◆ **GOAL**:
Below are some records; repeat them all exactly, minus the pictures.
═════ DATA RECORDS
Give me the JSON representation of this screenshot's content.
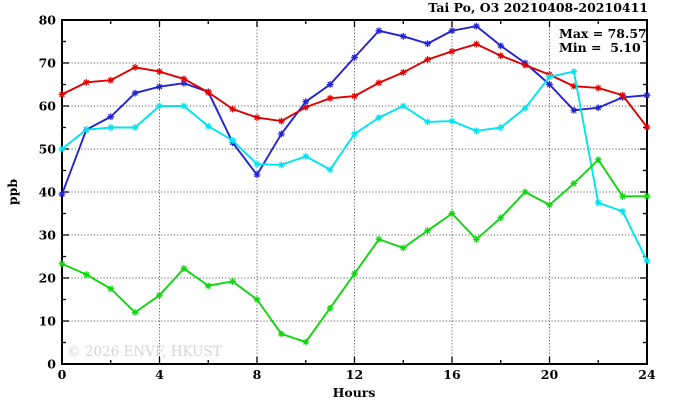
{
  "title": "Tai Po, O3 20210408-20210411",
  "annotation": {
    "max_label": "Max = 78.57",
    "min_label": "Min =  5.10"
  },
  "watermark": "© 2026 ENVF, HKUST",
  "axes": {
    "xlabel": "Hours",
    "ylabel": "ppb"
  },
  "colors": {
    "series_blue": "#2222d4",
    "series_red": "#e00000",
    "series_cyan": "#00e4ee",
    "series_green": "#0fd60f",
    "frame": "#000000",
    "grid": "#444444",
    "watermark_gray": "#d4d4d4"
  },
  "chart_data": {
    "type": "line",
    "title": "Tai Po, O3 20210408-20210411",
    "xlabel": "Hours",
    "ylabel": "ppb",
    "xlim": [
      0,
      24
    ],
    "ylim": [
      0,
      80
    ],
    "x_major_ticks": [
      0,
      4,
      8,
      12,
      16,
      20,
      24
    ],
    "x_minor_step": 2,
    "y_major_ticks": [
      0,
      10,
      20,
      30,
      40,
      50,
      60,
      70,
      80
    ],
    "y_minor_step": 5,
    "grid": "dotted lines at major ticks, full box frame with inward ticks",
    "legend_position": "none",
    "marker": "asterisk",
    "x": [
      0,
      1,
      2,
      3,
      4,
      5,
      6,
      7,
      8,
      9,
      10,
      11,
      12,
      13,
      14,
      15,
      16,
      17,
      18,
      19,
      20,
      21,
      22,
      23,
      24
    ],
    "series": [
      {
        "name": "series-blue",
        "color": "#2222d4",
        "values": [
          39.5,
          54.5,
          57.5,
          63,
          64.5,
          65.3,
          63.3,
          51.5,
          44,
          53.5,
          61,
          65,
          71.3,
          77.5,
          76.2,
          74.5,
          77.5,
          78.57,
          74,
          70,
          65,
          59,
          59.6,
          62,
          62.5
        ]
      },
      {
        "name": "series-red",
        "color": "#e00000",
        "values": [
          62.7,
          65.5,
          66,
          69,
          68,
          66.3,
          63.2,
          59.3,
          57.3,
          56.5,
          59.7,
          61.8,
          62.3,
          65.4,
          67.8,
          70.8,
          72.7,
          74.4,
          71.7,
          69.5,
          67.3,
          64.6,
          64.2,
          62.5,
          55.1
        ]
      },
      {
        "name": "series-cyan",
        "color": "#00e4ee",
        "values": [
          50,
          54.5,
          55,
          55,
          60,
          60,
          55.3,
          52,
          46.5,
          46.3,
          48.3,
          45.2,
          53.5,
          57.3,
          60,
          56.3,
          56.5,
          54.2,
          55,
          59.5,
          66.8,
          68,
          37.5,
          35.5,
          24
        ]
      },
      {
        "name": "series-green",
        "color": "#0fd60f",
        "values": [
          23.3,
          20.8,
          17.5,
          12,
          16,
          22.2,
          18.2,
          19.2,
          15,
          7,
          5.1,
          13,
          21,
          29,
          27,
          31,
          35,
          29,
          34,
          40,
          37,
          42,
          47.5,
          39,
          39
        ]
      }
    ],
    "stats": {
      "max": 78.57,
      "min": 5.1
    }
  }
}
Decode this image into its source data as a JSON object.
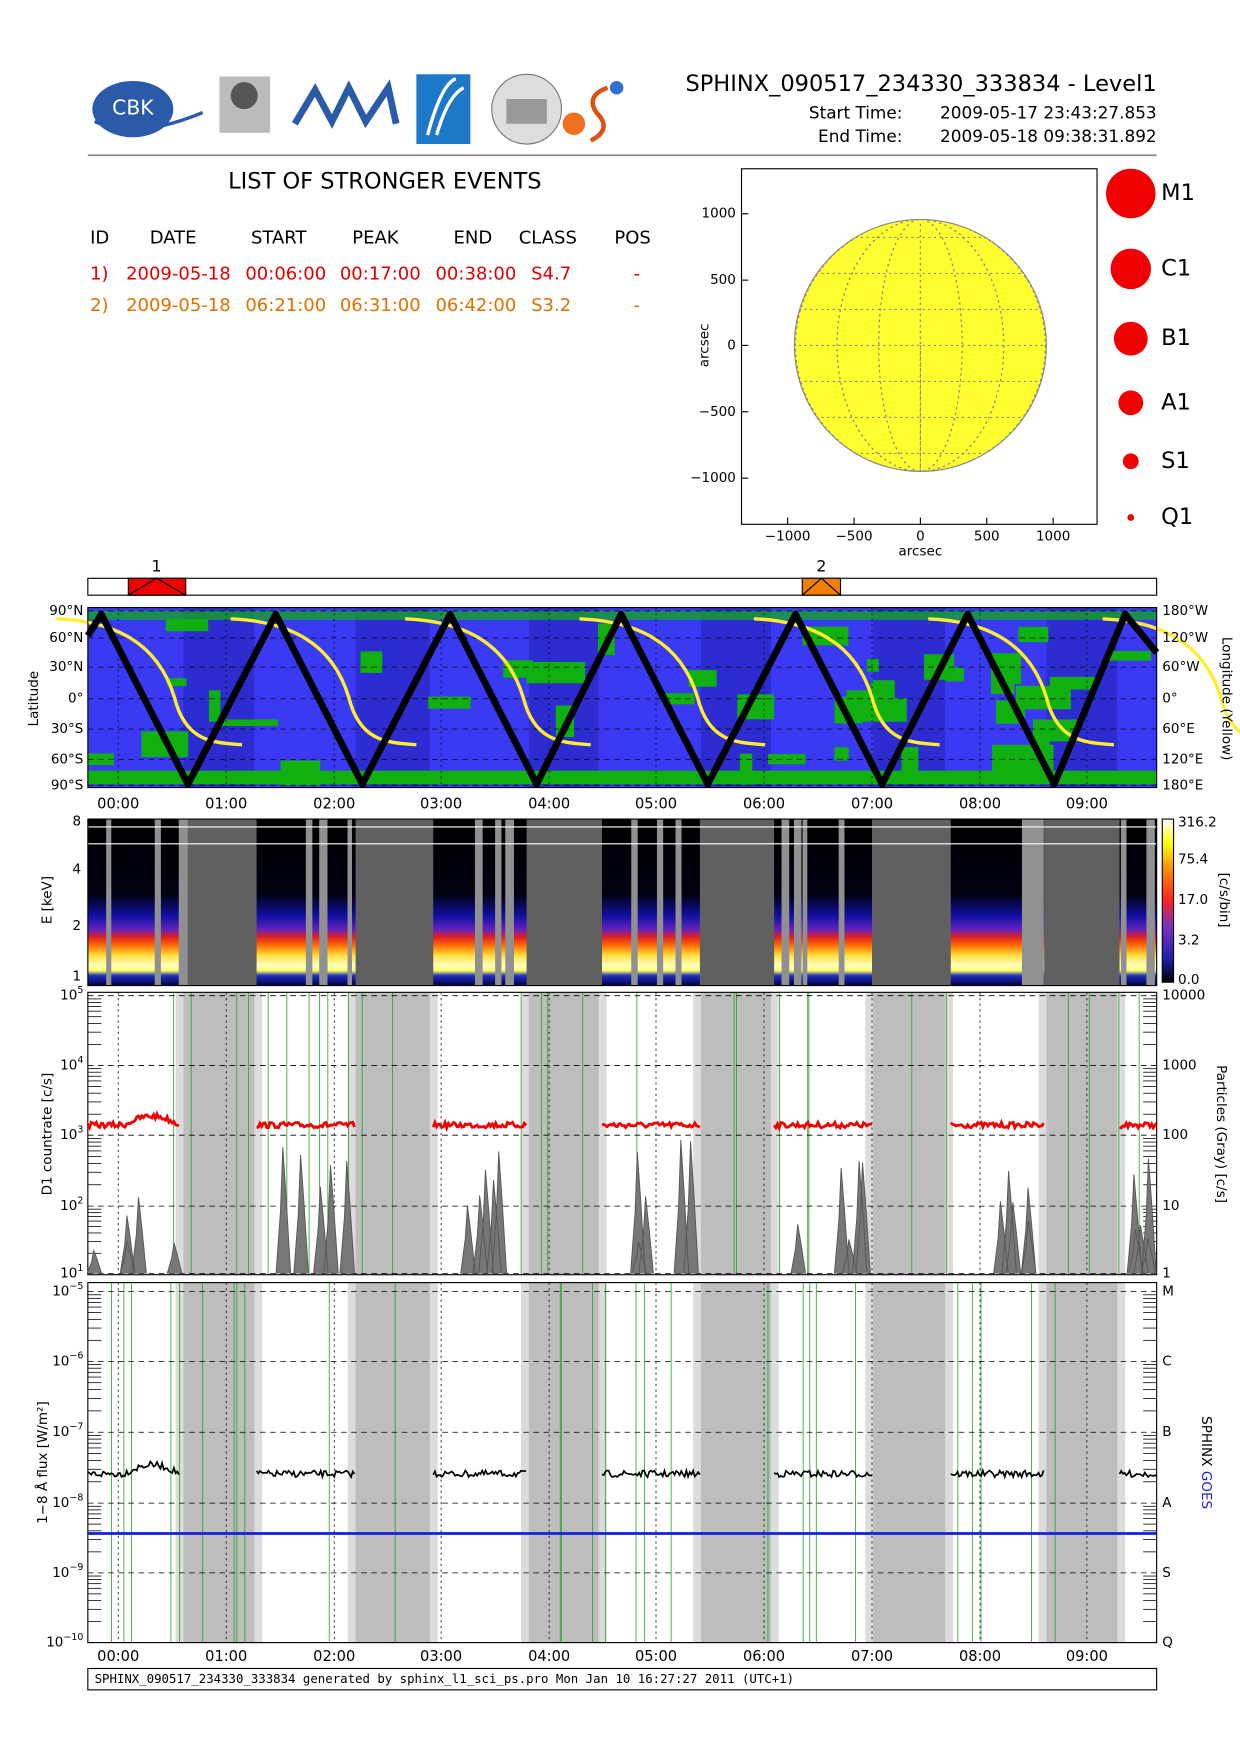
{
  "header": {
    "logo_text": "CBK",
    "title": "SPHINX_090517_234330_333834 - Level1",
    "start_label": "Start Time:",
    "start": "2009-05-17   23:43:27.853",
    "end_label": "End Time:",
    "end": "2009-05-18   09:38:31.892"
  },
  "events": {
    "title": "LIST OF STRONGER EVENTS",
    "columns": [
      "ID",
      "DATE",
      "START",
      "PEAK",
      "END",
      "CLASS",
      "POS"
    ],
    "rows": [
      [
        "1)",
        "2009-05-18",
        "00:06:00",
        "00:17:00",
        "00:38:00",
        "S4.7",
        "-"
      ],
      [
        "2)",
        "2009-05-18",
        "06:21:00",
        "06:31:00",
        "06:42:00",
        "S3.2",
        "-"
      ]
    ]
  },
  "sun_map": {
    "xlabel": "arcsec",
    "ylabel": "arcsec",
    "xticks": [
      "−1000",
      "−500",
      "0",
      "500",
      "1000"
    ],
    "yticks": [
      "1000",
      "500",
      "0",
      "−500",
      "−1000"
    ]
  },
  "size_legend": [
    "M1",
    "C1",
    "B1",
    "A1",
    "S1",
    "Q1"
  ],
  "event_bar": {
    "labels": [
      "1",
      "2"
    ]
  },
  "orbit": {
    "ylabel": "Latitude",
    "y2label": "Longitude (Yellow)",
    "yticks": [
      "90°N",
      "60°N",
      "30°N",
      "0°",
      "30°S",
      "60°S",
      "90°S"
    ],
    "y2ticks": [
      "180°W",
      "120°W",
      "60°W",
      "0°",
      "60°E",
      "120°E",
      "180°E"
    ]
  },
  "time_ticks": [
    "00:00",
    "01:00",
    "02:00",
    "03:00",
    "04:00",
    "05:00",
    "06:00",
    "07:00",
    "08:00",
    "09:00"
  ],
  "spectrum": {
    "ylabel": "E [keV]",
    "yticks": [
      "8",
      "4",
      "2",
      "1"
    ],
    "colorbar_label": "[c/s/bin]",
    "colorbar_ticks": [
      "316.2",
      "75.4",
      "17.0",
      "3.2",
      "0.0"
    ]
  },
  "countrate": {
    "ylabel": "D1 countrate [c/s]",
    "yticks": [
      {
        "base": "10",
        "exp": "5"
      },
      {
        "base": "10",
        "exp": "4"
      },
      {
        "base": "10",
        "exp": "3"
      },
      {
        "base": "10",
        "exp": "2"
      },
      {
        "base": "10",
        "exp": "1"
      }
    ],
    "y2label": "Particles (Gray) [c/s]",
    "y2ticks": [
      "10000",
      "1000",
      "100",
      "10",
      "1"
    ]
  },
  "flux": {
    "ylabel": "1−8 Å flux [W/m²]",
    "yticks": [
      {
        "base": "10",
        "exp": "−5"
      },
      {
        "base": "10",
        "exp": "−6"
      },
      {
        "base": "10",
        "exp": "−7"
      },
      {
        "base": "10",
        "exp": "−8"
      },
      {
        "base": "10",
        "exp": "−9"
      },
      {
        "base": "10",
        "exp": "−10"
      }
    ],
    "y2ticks": [
      "M",
      "C",
      "B",
      "A",
      "S",
      "Q"
    ],
    "y2label": [
      "SPHINX",
      "GOES"
    ]
  },
  "footer": "SPHINX_090517_234330_333834 generated by sphinx_l1_sci_ps.pro Mon Jan 10 16:27:27 2011 (UTC+1)"
}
══════════
◆ **FINISHED EXERCISE**:
Give me the JSON representation of this screenshot's content.
{
  "title": "Tai Po, O3 20210408-20210411",
  "annotation": {
    "max_label": "Max = 78.57",
    "min_label": "Min =  5.10"
  },
  "watermark": "© 2026 ENVF, HKUST",
  "axes": {
    "xlabel": "Hours",
    "ylabel": "ppb"
  },
  "colors": {
    "series_blue": "#2222d4",
    "series_red": "#e00000",
    "series_cyan": "#00e4ee",
    "series_green": "#0fd60f",
    "frame": "#000000",
    "grid": "#444444",
    "watermark_gray": "#d4d4d4"
  },
  "chart_data": {
    "type": "line",
    "title": "Tai Po, O3 20210408-20210411",
    "xlabel": "Hours",
    "ylabel": "ppb",
    "xlim": [
      0,
      24
    ],
    "ylim": [
      0,
      80
    ],
    "x_major_ticks": [
      0,
      4,
      8,
      12,
      16,
      20,
      24
    ],
    "x_minor_step": 2,
    "y_major_ticks": [
      0,
      10,
      20,
      30,
      40,
      50,
      60,
      70,
      80
    ],
    "y_minor_step": 5,
    "grid": "dotted lines at major ticks, full box frame with inward ticks",
    "legend_position": "none",
    "marker": "asterisk",
    "x": [
      0,
      1,
      2,
      3,
      4,
      5,
      6,
      7,
      8,
      9,
      10,
      11,
      12,
      13,
      14,
      15,
      16,
      17,
      18,
      19,
      20,
      21,
      22,
      23,
      24
    ],
    "series": [
      {
        "name": "series-blue",
        "color": "#2222d4",
        "values": [
          39.5,
          54.5,
          57.5,
          63,
          64.5,
          65.3,
          63.3,
          51.5,
          44,
          53.5,
          61,
          65,
          71.3,
          77.5,
          76.2,
          74.5,
          77.5,
          78.57,
          74,
          70,
          65,
          59,
          59.6,
          62,
          62.5
        ]
      },
      {
        "name": "series-red",
        "color": "#e00000",
        "values": [
          62.7,
          65.5,
          66,
          69,
          68,
          66.3,
          63.2,
          59.3,
          57.3,
          56.5,
          59.7,
          61.8,
          62.3,
          65.4,
          67.8,
          70.8,
          72.7,
          74.4,
          71.7,
          69.5,
          67.3,
          64.6,
          64.2,
          62.5,
          55.1
        ]
      },
      {
        "name": "series-cyan",
        "color": "#00e4ee",
        "values": [
          50,
          54.5,
          55,
          55,
          60,
          60,
          55.3,
          52,
          46.5,
          46.3,
          48.3,
          45.2,
          53.5,
          57.3,
          60,
          56.3,
          56.5,
          54.2,
          55,
          59.5,
          66.8,
          68,
          37.5,
          35.5,
          24
        ]
      },
      {
        "name": "series-green",
        "color": "#0fd60f",
        "values": [
          23.3,
          20.8,
          17.5,
          12,
          16,
          22.2,
          18.2,
          19.2,
          15,
          7,
          5.1,
          13,
          21,
          29,
          27,
          31,
          35,
          29,
          34,
          40,
          37,
          42,
          47.5,
          39,
          39
        ]
      }
    ],
    "stats": {
      "max": 78.57,
      "min": 5.1
    }
  }
}
Decode this image into its source data as a JSON object.
{
  "header": {
    "logo_text": "CBK",
    "title": "SPHINX_090517_234330_333834 - Level1",
    "start_label": "Start Time:",
    "start": "2009-05-17   23:43:27.853",
    "end_label": "End Time:",
    "end": "2009-05-18   09:38:31.892"
  },
  "events": {
    "title": "LIST OF STRONGER EVENTS",
    "columns": [
      "ID",
      "DATE",
      "START",
      "PEAK",
      "END",
      "CLASS",
      "POS"
    ],
    "rows": [
      [
        "1)",
        "2009-05-18",
        "00:06:00",
        "00:17:00",
        "00:38:00",
        "S4.7",
        "-"
      ],
      [
        "2)",
        "2009-05-18",
        "06:21:00",
        "06:31:00",
        "06:42:00",
        "S3.2",
        "-"
      ]
    ]
  },
  "sun_map": {
    "xlabel": "arcsec",
    "ylabel": "arcsec",
    "xticks": [
      "−1000",
      "−500",
      "0",
      "500",
      "1000"
    ],
    "yticks": [
      "1000",
      "500",
      "0",
      "−500",
      "−1000"
    ]
  },
  "size_legend": [
    "M1",
    "C1",
    "B1",
    "A1",
    "S1",
    "Q1"
  ],
  "event_bar": {
    "labels": [
      "1",
      "2"
    ]
  },
  "orbit": {
    "ylabel": "Latitude",
    "y2label": "Longitude (Yellow)",
    "yticks": [
      "90°N",
      "60°N",
      "30°N",
      "0°",
      "30°S",
      "60°S",
      "90°S"
    ],
    "y2ticks": [
      "180°W",
      "120°W",
      "60°W",
      "0°",
      "60°E",
      "120°E",
      "180°E"
    ]
  },
  "time_ticks": [
    "00:00",
    "01:00",
    "02:00",
    "03:00",
    "04:00",
    "05:00",
    "06:00",
    "07:00",
    "08:00",
    "09:00"
  ],
  "spectrum": {
    "ylabel": "E [keV]",
    "yticks": [
      "8",
      "4",
      "2",
      "1"
    ],
    "colorbar_label": "[c/s/bin]",
    "colorbar_ticks": [
      "316.2",
      "75.4",
      "17.0",
      "3.2",
      "0.0"
    ]
  },
  "countrate": {
    "ylabel": "D1 countrate [c/s]",
    "yticks": [
      {
        "base": "10",
        "exp": "5"
      },
      {
        "base": "10",
        "exp": "4"
      },
      {
        "base": "10",
        "exp": "3"
      },
      {
        "base": "10",
        "exp": "2"
      },
      {
        "base": "10",
        "exp": "1"
      }
    ],
    "y2label": "Particles (Gray) [c/s]",
    "y2ticks": [
      "10000",
      "1000",
      "100",
      "10",
      "1"
    ]
  },
  "flux": {
    "ylabel": "1−8 Å flux [W/m²]",
    "yticks": [
      {
        "base": "10",
        "exp": "−5"
      },
      {
        "base": "10",
        "exp": "−6"
      },
      {
        "base": "10",
        "exp": "−7"
      },
      {
        "base": "10",
        "exp": "−8"
      },
      {
        "base": "10",
        "exp": "−9"
      },
      {
        "base": "10",
        "exp": "−10"
      }
    ],
    "y2ticks": [
      "M",
      "C",
      "B",
      "A",
      "S",
      "Q"
    ],
    "y2label": [
      "SPHINX",
      "GOES"
    ]
  },
  "footer": "SPHINX_090517_234330_333834 generated by sphinx_l1_sci_ps.pro Mon Jan 10 16:27:27 2011 (UTC+1)"
}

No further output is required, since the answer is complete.